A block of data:
.....
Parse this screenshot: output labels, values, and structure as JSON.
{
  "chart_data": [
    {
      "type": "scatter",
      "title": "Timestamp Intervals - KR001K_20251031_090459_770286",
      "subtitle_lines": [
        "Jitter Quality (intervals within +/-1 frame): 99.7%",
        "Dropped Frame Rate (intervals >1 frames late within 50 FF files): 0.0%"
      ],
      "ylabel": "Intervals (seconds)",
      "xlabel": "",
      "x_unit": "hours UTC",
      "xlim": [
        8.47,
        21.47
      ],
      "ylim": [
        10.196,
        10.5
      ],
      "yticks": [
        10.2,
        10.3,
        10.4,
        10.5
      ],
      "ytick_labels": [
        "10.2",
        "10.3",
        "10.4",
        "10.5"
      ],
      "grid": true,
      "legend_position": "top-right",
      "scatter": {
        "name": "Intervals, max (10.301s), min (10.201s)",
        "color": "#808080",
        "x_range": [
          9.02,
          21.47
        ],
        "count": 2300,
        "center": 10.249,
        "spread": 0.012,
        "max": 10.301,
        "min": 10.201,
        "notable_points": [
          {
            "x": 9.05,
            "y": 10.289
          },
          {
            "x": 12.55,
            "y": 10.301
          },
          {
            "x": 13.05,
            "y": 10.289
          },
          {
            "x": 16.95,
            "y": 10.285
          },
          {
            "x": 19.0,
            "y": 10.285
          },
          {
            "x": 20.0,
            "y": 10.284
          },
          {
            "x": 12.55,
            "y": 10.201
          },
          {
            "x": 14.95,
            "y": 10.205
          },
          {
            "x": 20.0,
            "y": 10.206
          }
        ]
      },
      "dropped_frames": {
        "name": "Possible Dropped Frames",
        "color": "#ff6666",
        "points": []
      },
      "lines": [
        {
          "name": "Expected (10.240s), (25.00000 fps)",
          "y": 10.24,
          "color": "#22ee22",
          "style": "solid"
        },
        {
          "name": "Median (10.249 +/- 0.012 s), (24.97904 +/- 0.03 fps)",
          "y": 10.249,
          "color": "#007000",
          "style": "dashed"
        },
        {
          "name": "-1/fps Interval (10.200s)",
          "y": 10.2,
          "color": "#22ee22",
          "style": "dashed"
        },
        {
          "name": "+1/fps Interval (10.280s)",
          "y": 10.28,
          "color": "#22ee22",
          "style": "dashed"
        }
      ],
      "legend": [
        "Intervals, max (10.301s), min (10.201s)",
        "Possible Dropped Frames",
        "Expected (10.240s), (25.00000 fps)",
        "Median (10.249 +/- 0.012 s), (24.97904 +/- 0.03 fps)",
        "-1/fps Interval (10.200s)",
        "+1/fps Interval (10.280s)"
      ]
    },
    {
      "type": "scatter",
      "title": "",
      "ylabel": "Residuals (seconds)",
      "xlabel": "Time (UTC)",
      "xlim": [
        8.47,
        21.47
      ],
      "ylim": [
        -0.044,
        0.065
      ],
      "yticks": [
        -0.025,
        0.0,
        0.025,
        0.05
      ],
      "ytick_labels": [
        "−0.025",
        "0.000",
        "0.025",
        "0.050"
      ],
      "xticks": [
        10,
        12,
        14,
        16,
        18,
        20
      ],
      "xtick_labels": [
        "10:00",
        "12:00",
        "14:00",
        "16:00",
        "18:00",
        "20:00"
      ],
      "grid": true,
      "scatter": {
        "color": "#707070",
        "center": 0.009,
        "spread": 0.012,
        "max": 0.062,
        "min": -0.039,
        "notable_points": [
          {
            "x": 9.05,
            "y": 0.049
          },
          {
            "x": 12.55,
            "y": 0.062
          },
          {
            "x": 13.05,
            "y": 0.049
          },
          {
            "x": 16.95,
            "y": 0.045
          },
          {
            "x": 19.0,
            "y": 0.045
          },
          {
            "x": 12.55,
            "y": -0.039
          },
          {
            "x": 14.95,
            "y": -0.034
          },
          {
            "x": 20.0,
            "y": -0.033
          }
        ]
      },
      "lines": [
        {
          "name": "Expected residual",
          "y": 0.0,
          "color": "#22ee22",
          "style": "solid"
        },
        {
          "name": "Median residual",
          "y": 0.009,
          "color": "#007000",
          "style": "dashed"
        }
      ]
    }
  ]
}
.....
▸ THE REQUEST
Return all lines containing the word "name".

▸ EXERCISE ANSWER
        "name": "Intervals, max (10.301s), min (10.201s)",
        "name": "Possible Dropped Frames",
          "name": "Expected (10.240s), (25.00000 fps)",
          "name": "Median (10.249 +/- 0.012 s), (24.97904 +/- 0.03 fps)",
          "name": "-1/fps Interval (10.200s)",
          "name": "+1/fps Interval (10.280s)",
          "name": "Expected residual",
          "name": "Median residual",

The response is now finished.